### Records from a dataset
────────────────────

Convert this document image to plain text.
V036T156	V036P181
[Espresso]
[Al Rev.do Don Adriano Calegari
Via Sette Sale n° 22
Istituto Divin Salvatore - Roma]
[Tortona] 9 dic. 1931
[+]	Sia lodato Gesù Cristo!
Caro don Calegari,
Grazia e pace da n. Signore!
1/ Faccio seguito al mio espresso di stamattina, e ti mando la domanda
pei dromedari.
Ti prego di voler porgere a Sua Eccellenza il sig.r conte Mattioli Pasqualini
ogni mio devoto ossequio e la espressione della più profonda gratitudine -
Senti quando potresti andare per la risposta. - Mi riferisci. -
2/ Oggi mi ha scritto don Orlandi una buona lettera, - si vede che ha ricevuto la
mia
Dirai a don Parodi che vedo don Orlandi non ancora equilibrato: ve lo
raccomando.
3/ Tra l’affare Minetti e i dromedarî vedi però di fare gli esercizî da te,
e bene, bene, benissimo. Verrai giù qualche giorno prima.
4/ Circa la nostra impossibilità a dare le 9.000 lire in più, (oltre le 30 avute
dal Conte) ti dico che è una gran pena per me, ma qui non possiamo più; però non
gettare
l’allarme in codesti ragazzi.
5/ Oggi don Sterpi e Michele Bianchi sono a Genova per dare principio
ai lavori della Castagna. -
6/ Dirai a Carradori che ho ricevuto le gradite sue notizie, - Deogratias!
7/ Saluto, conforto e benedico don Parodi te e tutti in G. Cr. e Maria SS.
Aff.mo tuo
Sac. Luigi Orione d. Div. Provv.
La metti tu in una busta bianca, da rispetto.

────────────────────

Every entry must be retyped in full, exactly as given.

### FULL ANSWER
Convert this document image to plain text.
V036T156	V036P181
[Espresso]
[Al Rev.do Don Adriano Calegari
Via Sette Sale n° 22
Istituto Divin Salvatore - Roma]
[Tortona] 9 dic. 1931
[+]	Sia lodato Gesù Cristo!
Caro don Calegari,
Grazia e pace da n. Signore!
1/ Faccio seguito al mio espresso di stamattina, e ti mando la domanda
pei dromedari.
Ti prego di voler porgere a Sua Eccellenza il sig.r conte Mattioli Pasqualini
ogni mio devoto ossequio e la espressione della più profonda gratitudine -
Senti quando potresti andare per la risposta. - Mi riferisci. -
2/ Oggi mi ha scritto don Orlandi una buona lettera, - si vede che ha ricevuto la
mia
Dirai a don Parodi che vedo don Orlandi non ancora equilibrato: ve lo
raccomando.
3/ Tra l’affare Minetti e i dromedarî vedi però di fare gli esercizî da te,
e bene, bene, benissimo. Verrai giù qualche giorno prima.
4/ Circa la nostra impossibilità a dare le 9.000 lire in più, (oltre le 30 avute
dal Conte) ti dico che è una gran pena per me, ma qui non possiamo più; però non
gettare
l’allarme in codesti ragazzi.
5/ Oggi don Sterpi e Michele Bianchi sono a Genova per dare principio
ai lavori della Castagna. -
6/ Dirai a Carradori che ho ricevuto le gradite sue notizie, - Deogratias!
7/ Saluto, conforto e benedico don Parodi te e tutti in G. Cr. e Maria SS.
Aff.mo tuo
Sac. Luigi Orione d. Div. Provv.
La metti tu in una busta bianca, da rispetto.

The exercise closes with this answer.